» WHAT THE EXERCISE ASKS:
Check every line below for the word "name" and show those that hold it.
******************************
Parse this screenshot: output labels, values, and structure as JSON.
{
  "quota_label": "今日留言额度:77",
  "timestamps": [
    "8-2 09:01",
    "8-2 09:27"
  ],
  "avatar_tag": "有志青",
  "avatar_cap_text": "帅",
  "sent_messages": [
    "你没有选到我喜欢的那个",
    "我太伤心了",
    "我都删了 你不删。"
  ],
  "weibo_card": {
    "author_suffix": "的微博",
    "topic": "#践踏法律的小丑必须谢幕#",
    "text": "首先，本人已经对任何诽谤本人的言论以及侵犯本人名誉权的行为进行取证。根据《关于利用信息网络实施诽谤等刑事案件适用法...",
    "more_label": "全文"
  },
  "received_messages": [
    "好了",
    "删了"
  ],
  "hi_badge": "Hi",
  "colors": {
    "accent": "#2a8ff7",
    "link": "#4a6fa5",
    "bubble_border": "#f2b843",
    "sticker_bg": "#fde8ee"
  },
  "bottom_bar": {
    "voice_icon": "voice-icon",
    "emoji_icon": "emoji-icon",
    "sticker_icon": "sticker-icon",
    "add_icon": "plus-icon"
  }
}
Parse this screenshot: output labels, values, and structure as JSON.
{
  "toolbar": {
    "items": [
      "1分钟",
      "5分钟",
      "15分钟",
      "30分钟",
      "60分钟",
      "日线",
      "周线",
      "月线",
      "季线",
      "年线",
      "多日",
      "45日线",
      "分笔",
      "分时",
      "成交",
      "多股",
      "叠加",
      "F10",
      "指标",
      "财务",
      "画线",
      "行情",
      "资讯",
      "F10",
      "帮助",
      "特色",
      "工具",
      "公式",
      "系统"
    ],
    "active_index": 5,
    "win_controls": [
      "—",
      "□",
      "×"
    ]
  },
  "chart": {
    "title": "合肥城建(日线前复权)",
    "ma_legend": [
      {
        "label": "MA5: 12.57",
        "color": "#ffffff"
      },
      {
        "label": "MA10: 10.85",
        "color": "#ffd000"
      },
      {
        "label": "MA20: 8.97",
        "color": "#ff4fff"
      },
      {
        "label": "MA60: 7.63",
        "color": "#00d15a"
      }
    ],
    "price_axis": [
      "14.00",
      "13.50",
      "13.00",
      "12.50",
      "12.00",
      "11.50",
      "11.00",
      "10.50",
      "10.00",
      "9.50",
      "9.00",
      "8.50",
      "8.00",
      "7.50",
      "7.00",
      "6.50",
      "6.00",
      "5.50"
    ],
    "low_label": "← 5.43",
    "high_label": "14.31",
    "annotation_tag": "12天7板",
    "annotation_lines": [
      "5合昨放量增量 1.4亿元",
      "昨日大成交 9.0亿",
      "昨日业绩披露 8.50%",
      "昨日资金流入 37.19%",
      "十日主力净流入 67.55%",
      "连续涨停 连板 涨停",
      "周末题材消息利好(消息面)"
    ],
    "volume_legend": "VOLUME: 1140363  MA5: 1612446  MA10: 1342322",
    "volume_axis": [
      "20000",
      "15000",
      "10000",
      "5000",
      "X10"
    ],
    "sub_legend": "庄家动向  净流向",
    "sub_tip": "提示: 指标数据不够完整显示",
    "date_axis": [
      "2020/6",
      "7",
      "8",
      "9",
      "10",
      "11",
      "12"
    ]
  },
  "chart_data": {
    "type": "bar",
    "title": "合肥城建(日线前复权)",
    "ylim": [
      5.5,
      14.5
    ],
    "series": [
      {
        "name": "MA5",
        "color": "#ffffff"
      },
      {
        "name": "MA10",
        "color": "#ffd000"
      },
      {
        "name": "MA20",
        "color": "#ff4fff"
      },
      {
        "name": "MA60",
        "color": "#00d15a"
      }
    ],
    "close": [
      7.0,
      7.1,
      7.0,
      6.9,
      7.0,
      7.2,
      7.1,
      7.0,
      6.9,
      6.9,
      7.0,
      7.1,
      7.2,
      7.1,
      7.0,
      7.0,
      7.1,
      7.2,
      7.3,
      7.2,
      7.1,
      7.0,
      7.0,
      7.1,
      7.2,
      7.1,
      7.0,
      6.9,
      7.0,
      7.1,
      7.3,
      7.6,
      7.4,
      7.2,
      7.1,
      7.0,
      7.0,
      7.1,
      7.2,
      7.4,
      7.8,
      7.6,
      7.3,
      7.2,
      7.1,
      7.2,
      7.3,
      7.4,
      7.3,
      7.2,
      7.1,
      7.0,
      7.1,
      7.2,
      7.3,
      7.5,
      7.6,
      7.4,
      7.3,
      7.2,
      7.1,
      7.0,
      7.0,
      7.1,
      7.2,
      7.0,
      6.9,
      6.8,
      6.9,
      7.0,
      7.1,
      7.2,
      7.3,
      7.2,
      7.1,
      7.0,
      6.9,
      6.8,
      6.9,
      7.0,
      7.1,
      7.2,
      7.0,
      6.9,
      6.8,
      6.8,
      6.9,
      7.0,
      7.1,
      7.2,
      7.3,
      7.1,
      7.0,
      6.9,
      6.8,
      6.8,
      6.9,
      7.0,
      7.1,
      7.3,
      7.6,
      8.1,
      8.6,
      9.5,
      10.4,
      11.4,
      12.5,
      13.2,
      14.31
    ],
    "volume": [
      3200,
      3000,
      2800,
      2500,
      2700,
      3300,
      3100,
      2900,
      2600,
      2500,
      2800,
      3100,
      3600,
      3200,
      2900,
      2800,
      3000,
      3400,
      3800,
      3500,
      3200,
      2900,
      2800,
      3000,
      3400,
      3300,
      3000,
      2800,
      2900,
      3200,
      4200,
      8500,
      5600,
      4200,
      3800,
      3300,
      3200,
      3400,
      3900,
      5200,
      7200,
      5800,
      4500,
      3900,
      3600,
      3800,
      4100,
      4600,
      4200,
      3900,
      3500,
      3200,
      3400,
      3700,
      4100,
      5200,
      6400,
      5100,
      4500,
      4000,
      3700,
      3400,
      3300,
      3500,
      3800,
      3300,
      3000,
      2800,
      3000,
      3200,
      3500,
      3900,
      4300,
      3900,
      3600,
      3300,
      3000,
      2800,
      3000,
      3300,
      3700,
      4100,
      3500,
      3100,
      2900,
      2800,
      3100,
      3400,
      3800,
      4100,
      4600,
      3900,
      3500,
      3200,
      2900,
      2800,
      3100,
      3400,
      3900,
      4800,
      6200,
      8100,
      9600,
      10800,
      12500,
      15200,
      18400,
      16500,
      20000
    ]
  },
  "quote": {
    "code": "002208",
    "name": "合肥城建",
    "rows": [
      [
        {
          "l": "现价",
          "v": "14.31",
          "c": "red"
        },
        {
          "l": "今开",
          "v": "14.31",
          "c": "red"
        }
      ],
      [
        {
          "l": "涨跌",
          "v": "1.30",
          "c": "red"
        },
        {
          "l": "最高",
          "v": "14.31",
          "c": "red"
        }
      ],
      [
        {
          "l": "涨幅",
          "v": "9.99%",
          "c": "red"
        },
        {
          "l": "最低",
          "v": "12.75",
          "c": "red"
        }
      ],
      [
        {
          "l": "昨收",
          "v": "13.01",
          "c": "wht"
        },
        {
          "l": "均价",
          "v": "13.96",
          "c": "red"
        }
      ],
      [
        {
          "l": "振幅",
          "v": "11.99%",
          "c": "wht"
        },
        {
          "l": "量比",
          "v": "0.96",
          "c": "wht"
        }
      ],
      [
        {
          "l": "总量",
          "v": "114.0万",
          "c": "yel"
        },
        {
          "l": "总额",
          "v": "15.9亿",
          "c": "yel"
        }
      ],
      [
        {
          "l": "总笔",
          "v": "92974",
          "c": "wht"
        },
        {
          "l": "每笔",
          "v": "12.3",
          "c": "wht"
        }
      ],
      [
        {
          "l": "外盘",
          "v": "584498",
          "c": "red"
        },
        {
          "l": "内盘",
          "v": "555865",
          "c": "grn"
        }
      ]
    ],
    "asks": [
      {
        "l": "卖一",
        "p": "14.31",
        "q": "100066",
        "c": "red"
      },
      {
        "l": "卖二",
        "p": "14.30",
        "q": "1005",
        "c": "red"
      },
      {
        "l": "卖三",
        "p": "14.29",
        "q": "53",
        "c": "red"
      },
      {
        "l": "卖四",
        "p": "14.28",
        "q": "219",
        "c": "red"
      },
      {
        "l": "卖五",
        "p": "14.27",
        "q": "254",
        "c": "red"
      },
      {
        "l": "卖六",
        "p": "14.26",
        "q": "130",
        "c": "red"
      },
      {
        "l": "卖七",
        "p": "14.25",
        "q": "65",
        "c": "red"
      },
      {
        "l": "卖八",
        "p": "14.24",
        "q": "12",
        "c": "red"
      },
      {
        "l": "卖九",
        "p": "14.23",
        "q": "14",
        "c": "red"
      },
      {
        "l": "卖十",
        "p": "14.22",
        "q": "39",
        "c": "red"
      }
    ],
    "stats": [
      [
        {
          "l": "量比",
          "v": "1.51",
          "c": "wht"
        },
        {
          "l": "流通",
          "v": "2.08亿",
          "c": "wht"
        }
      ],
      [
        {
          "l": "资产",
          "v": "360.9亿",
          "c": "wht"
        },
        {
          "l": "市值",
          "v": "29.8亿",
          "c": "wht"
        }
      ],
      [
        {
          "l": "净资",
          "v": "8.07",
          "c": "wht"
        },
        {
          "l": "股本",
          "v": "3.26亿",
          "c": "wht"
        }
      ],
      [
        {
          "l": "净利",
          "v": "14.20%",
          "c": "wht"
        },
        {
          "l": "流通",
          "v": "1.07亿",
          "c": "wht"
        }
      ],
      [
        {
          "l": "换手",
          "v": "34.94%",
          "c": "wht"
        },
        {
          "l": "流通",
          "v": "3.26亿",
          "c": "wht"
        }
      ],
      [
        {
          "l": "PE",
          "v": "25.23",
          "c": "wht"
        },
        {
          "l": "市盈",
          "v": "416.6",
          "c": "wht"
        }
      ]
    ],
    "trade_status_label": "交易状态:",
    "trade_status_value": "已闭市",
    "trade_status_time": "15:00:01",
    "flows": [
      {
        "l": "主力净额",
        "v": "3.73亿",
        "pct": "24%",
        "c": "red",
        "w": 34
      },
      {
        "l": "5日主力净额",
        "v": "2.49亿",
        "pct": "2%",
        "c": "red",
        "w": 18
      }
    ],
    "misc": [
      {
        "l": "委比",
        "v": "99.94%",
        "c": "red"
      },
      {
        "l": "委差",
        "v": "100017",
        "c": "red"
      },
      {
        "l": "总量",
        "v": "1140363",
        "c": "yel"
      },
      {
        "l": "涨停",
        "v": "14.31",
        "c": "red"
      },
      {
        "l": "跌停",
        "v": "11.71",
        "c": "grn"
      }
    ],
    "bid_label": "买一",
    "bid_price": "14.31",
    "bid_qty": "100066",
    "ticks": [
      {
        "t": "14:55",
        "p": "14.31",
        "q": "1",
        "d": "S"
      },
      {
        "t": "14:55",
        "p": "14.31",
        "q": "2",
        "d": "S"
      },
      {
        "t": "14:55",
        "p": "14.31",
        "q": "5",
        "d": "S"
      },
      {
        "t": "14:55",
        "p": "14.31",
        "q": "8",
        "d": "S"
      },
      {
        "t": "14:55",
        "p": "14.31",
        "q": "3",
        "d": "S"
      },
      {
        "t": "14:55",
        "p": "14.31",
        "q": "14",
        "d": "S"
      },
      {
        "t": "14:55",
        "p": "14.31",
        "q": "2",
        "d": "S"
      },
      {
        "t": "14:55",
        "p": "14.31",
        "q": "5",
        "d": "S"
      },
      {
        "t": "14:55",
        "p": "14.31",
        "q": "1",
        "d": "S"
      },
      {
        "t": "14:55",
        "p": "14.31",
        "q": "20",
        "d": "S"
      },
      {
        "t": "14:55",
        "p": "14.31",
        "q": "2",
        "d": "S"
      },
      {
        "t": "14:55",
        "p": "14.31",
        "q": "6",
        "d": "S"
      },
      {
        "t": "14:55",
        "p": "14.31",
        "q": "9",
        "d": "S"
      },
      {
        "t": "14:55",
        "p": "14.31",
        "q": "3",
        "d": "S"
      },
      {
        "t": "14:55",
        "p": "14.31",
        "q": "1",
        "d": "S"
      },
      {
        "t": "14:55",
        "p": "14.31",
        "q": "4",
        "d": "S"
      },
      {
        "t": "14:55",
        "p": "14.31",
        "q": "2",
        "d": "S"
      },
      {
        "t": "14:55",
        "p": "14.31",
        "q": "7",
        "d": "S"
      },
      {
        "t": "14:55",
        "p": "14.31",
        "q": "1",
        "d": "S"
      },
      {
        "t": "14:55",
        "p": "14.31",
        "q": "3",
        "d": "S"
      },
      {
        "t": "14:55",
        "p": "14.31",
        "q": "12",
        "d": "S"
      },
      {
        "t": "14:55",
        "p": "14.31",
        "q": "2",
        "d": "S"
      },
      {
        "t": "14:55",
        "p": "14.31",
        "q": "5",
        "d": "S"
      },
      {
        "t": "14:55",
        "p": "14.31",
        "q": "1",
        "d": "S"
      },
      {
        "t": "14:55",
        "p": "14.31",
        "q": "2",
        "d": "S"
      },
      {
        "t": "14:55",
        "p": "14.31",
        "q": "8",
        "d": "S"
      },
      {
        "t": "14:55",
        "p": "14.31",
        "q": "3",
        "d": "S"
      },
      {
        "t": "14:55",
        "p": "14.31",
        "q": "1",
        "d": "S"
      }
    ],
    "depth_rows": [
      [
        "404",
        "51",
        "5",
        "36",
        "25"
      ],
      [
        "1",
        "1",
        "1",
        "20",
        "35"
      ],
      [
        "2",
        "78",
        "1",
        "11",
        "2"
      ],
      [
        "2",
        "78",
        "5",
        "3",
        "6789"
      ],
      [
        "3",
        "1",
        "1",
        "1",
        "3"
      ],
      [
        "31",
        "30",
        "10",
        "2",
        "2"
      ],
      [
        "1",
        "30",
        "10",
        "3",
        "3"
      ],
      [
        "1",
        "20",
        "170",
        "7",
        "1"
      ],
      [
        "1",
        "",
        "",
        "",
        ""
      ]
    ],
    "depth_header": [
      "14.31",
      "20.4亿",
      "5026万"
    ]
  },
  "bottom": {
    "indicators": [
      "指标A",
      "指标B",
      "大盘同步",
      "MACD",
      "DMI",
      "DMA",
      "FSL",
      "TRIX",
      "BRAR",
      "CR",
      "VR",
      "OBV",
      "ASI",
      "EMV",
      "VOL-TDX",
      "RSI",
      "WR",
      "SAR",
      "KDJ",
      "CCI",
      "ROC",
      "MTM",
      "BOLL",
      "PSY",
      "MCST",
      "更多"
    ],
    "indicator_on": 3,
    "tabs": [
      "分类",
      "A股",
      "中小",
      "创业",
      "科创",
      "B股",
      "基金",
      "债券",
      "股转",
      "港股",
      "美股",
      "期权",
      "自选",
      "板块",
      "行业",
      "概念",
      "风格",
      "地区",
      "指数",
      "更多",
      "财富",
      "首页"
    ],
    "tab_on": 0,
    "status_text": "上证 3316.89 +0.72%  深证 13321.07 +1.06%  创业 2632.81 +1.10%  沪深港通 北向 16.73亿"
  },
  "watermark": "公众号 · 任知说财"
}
******************************
» RESULT BELOW:
        "name": "MA5",
        "name": "MA10",
        "name": "MA20",
        "name": "MA60",
    "name": "合肥城建",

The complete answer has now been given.